RECORD EXCERPTS:
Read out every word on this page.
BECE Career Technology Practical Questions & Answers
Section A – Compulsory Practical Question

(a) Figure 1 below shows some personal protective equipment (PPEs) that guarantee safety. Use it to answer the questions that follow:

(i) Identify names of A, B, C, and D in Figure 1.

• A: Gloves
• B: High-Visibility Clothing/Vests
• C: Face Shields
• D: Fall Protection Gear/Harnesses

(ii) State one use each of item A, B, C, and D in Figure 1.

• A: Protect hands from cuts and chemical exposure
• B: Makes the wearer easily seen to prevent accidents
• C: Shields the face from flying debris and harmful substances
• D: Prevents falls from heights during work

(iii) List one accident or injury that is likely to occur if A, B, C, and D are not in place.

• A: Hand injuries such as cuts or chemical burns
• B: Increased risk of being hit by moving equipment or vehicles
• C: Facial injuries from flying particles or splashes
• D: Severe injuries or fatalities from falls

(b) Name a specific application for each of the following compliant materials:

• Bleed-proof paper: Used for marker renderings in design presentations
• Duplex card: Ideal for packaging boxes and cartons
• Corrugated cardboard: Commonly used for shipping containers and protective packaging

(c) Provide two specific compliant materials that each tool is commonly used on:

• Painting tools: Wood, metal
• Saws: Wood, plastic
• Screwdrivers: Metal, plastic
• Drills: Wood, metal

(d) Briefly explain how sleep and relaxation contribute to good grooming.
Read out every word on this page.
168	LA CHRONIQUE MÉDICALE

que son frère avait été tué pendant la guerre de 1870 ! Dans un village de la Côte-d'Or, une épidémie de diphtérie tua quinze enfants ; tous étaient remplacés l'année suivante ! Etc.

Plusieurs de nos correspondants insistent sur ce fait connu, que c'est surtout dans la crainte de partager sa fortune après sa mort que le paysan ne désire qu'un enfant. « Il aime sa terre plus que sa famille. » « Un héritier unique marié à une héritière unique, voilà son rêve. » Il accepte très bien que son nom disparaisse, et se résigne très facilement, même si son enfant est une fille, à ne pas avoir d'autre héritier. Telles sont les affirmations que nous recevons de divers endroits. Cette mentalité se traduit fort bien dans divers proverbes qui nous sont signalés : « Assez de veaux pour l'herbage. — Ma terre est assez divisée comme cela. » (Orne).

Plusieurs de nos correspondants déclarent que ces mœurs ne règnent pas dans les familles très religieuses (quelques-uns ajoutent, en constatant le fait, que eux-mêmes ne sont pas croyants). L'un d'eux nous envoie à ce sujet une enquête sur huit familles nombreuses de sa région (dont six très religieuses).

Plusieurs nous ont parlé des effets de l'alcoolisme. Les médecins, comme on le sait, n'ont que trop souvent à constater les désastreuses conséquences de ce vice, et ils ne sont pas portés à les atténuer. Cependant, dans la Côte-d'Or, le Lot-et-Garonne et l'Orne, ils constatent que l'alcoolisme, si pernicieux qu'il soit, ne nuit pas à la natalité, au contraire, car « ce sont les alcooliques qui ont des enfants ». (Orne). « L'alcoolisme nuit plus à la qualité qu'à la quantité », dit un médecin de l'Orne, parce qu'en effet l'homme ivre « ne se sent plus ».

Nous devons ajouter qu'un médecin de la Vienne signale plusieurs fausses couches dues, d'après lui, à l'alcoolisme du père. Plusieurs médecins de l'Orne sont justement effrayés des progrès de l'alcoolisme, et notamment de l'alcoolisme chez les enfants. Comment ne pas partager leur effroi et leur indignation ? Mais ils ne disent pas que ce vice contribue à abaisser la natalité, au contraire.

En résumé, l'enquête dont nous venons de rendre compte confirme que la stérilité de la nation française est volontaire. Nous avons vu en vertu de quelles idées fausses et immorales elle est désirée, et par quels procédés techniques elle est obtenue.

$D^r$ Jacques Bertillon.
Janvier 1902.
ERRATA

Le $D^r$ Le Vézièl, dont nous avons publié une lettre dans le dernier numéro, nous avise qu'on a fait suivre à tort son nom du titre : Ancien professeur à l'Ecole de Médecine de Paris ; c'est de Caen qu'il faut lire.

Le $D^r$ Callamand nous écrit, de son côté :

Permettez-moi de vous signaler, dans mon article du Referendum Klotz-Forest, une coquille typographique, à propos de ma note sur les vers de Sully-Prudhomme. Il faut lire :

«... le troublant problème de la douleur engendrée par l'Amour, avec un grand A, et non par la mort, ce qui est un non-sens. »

EXERCISE AIM: Repeat the entries shown above, every one, word for word.

TASK OUTPUT:
Read out every word on this page.
BECE Career Technology Practical Questions & Answers
Section A – Compulsory Practical Question

(a) Figure 1 below shows some personal protective equipment (PPEs) that guarantee safety. Use it to answer the questions that follow:

(i) Identify names of A, B, C, and D in Figure 1.

• A: Gloves
• B: High-Visibility Clothing/Vests
• C: Face Shields
• D: Fall Protection Gear/Harnesses

(ii) State one use each of item A, B, C, and D in Figure 1.

• A: Protect hands from cuts and chemical exposure
• B: Makes the wearer easily seen to prevent accidents
• C: Shields the face from flying debris and harmful substances
• D: Prevents falls from heights during work

(iii) List one accident or injury that is likely to occur if A, B, C, and D are not in place.

• A: Hand injuries such as cuts or chemical burns
• B: Increased risk of being hit by moving equipment or vehicles
• C: Facial injuries from flying particles or splashes
• D: Severe injuries or fatalities from falls

(b) Name a specific application for each of the following compliant materials:

• Bleed-proof paper: Used for marker renderings in design presentations
• Duplex card: Ideal for packaging boxes and cartons
• Corrugated cardboard: Commonly used for shipping containers and protective packaging

(c) Provide two specific compliant materials that each tool is commonly used on:

• Painting tools: Wood, metal
• Saws: Wood, plastic
• Screwdrivers: Metal, plastic
• Drills: Wood, metal

(d) Briefly explain how sleep and relaxation contribute to good grooming.
Read out every word on this page.
168	LA CHRONIQUE MÉDICALE

que son frère avait été tué pendant la guerre de 1870 ! Dans un village de la Côte-d'Or, une épidémie de diphtérie tua quinze enfants ; tous étaient remplacés l'année suivante ! Etc.

Plusieurs de nos correspondants insistent sur ce fait connu, que c'est surtout dans la crainte de partager sa fortune après sa mort que le paysan ne désire qu'un enfant. « Il aime sa terre plus que sa famille. » « Un héritier unique marié à une héritière unique, voilà son rêve. » Il accepte très bien que son nom disparaisse, et se résigne très facilement, même si son enfant est une fille, à ne pas avoir d'autre héritier. Telles sont les affirmations que nous recevons de divers endroits. Cette mentalité se traduit fort bien dans divers proverbes qui nous sont signalés : « Assez de veaux pour l'herbage. — Ma terre est assez divisée comme cela. » (Orne).

Plusieurs de nos correspondants déclarent que ces mœurs ne règnent pas dans les familles très religieuses (quelques-uns ajoutent, en constatant le fait, que eux-mêmes ne sont pas croyants). L'un d'eux nous envoie à ce sujet une enquête sur huit familles nombreuses de sa région (dont six très religieuses).

Plusieurs nous ont parlé des effets de l'alcoolisme. Les médecins, comme on le sait, n'ont que trop souvent à constater les désastreuses conséquences de ce vice, et ils ne sont pas portés à les atténuer. Cependant, dans la Côte-d'Or, le Lot-et-Garonne et l'Orne, ils constatent que l'alcoolisme, si pernicieux qu'il soit, ne nuit pas à la natalité, au contraire, car « ce sont les alcooliques qui ont des enfants ». (Orne). « L'alcoolisme nuit plus à la qualité qu'à la quantité », dit un médecin de l'Orne, parce qu'en effet l'homme ivre « ne se sent plus ».

Nous devons ajouter qu'un médecin de la Vienne signale plusieurs fausses couches dues, d'après lui, à l'alcoolisme du père. Plusieurs médecins de l'Orne sont justement effrayés des progrès de l'alcoolisme, et notamment de l'alcoolisme chez les enfants. Comment ne pas partager leur effroi et leur indignation ? Mais ils ne disent pas que ce vice contribue à abaisser la natalité, au contraire.

En résumé, l'enquête dont nous venons de rendre compte confirme que la stérilité de la nation française est volontaire. Nous avons vu en vertu de quelles idées fausses et immorales elle est désirée, et par quels procédés techniques elle est obtenue.

$D^r$ Jacques Bertillon.
Janvier 1902.
ERRATA

Le $D^r$ Le Vézièl, dont nous avons publié une lettre dans le dernier numéro, nous avise qu'on a fait suivre à tort son nom du titre : Ancien professeur à l'Ecole de Médecine de Paris ; c'est de Caen qu'il faut lire.

Le $D^r$ Callamand nous écrit, de son côté :

Permettez-moi de vous signaler, dans mon article du Referendum Klotz-Forest, une coquille typographique, à propos de ma note sur les vers de Sully-Prudhomme. Il faut lire :

«... le troublant problème de la douleur engendrée par l'Amour, avec un grand A, et non par la mort, ce qui est un non-sens. »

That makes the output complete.